━━ Extracted data

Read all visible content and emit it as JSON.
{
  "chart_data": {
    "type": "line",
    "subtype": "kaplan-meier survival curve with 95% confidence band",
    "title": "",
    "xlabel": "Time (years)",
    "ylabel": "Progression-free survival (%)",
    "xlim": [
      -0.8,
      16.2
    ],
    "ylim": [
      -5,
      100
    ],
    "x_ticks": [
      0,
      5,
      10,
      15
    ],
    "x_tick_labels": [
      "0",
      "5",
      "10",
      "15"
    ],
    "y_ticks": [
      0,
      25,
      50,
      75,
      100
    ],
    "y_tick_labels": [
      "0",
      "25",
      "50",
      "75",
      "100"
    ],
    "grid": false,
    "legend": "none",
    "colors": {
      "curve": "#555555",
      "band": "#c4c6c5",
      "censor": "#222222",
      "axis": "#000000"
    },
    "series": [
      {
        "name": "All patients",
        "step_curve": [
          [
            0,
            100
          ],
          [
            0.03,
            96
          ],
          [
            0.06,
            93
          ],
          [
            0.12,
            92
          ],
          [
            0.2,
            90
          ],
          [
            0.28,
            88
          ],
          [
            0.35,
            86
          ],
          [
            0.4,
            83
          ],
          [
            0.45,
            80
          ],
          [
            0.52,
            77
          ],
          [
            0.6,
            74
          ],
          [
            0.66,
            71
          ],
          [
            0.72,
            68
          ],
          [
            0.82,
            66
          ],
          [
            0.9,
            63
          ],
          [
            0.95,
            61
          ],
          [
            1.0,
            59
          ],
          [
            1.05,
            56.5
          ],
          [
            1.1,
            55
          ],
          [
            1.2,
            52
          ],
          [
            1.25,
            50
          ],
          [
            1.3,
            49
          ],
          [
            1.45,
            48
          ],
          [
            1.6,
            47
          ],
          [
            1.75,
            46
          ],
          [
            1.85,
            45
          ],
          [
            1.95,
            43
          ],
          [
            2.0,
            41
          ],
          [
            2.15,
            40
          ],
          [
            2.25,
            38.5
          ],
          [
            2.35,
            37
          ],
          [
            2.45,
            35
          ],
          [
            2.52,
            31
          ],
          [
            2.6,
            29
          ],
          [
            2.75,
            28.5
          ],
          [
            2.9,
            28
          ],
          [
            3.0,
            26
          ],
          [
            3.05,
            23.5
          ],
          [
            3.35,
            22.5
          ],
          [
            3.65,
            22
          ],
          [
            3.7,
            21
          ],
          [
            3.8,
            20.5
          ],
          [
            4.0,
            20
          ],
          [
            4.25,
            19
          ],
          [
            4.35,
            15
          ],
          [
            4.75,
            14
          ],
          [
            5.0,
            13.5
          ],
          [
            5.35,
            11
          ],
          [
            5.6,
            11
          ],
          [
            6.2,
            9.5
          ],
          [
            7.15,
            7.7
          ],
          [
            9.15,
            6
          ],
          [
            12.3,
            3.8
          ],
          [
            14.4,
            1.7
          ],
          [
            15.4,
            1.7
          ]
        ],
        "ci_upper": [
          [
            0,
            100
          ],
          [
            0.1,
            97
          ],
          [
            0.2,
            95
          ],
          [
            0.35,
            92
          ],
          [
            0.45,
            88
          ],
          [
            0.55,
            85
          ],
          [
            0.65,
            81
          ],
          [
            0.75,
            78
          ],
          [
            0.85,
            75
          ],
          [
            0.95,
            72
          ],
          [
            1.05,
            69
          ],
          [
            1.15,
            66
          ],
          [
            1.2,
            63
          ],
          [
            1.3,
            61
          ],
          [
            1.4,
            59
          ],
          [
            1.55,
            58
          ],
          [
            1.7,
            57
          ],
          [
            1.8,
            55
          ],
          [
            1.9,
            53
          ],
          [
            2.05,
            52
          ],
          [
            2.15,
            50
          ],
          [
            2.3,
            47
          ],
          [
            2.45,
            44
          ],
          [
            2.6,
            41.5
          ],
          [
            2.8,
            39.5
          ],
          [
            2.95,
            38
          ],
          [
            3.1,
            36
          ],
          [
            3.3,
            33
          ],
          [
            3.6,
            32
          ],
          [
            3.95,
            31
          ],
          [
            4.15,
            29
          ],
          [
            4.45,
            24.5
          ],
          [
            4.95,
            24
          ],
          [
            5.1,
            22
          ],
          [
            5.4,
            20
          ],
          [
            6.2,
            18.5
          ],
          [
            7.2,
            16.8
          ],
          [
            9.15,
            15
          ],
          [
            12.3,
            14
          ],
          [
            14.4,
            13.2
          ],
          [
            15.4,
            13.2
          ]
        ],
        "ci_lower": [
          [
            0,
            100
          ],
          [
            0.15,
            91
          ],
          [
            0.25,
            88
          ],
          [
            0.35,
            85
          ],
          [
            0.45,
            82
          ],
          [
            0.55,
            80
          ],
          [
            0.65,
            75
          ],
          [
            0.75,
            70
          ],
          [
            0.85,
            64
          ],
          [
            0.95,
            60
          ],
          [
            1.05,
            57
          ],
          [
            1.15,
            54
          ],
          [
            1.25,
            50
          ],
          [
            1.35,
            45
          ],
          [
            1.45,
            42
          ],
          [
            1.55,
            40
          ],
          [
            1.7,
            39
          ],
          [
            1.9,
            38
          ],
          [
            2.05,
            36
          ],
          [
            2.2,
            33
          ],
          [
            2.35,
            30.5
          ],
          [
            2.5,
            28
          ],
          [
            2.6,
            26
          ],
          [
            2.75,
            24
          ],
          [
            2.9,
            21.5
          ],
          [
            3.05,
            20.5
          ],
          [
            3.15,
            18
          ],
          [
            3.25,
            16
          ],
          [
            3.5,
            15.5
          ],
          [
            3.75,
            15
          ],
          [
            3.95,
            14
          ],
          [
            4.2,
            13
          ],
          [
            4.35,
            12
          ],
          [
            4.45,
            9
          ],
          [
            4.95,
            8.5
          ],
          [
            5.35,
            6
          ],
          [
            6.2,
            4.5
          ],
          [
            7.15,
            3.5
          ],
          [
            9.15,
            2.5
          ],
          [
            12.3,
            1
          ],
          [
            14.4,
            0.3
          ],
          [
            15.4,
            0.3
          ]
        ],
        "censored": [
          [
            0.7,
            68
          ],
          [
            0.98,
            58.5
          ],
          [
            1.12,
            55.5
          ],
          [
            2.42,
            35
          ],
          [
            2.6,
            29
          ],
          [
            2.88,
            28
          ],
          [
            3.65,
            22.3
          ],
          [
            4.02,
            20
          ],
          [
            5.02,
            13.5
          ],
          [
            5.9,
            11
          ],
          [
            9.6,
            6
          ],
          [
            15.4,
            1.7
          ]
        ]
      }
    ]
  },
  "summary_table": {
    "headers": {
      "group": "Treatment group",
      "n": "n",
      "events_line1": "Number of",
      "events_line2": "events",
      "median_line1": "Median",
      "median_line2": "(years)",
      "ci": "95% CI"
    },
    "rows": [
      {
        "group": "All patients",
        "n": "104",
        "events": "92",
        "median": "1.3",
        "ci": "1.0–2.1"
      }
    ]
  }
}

━━━━

◆ Brief: Say how many lines of the entries above hold the string "years", and say nothing besides the number.

◆ Response to the exercise: 2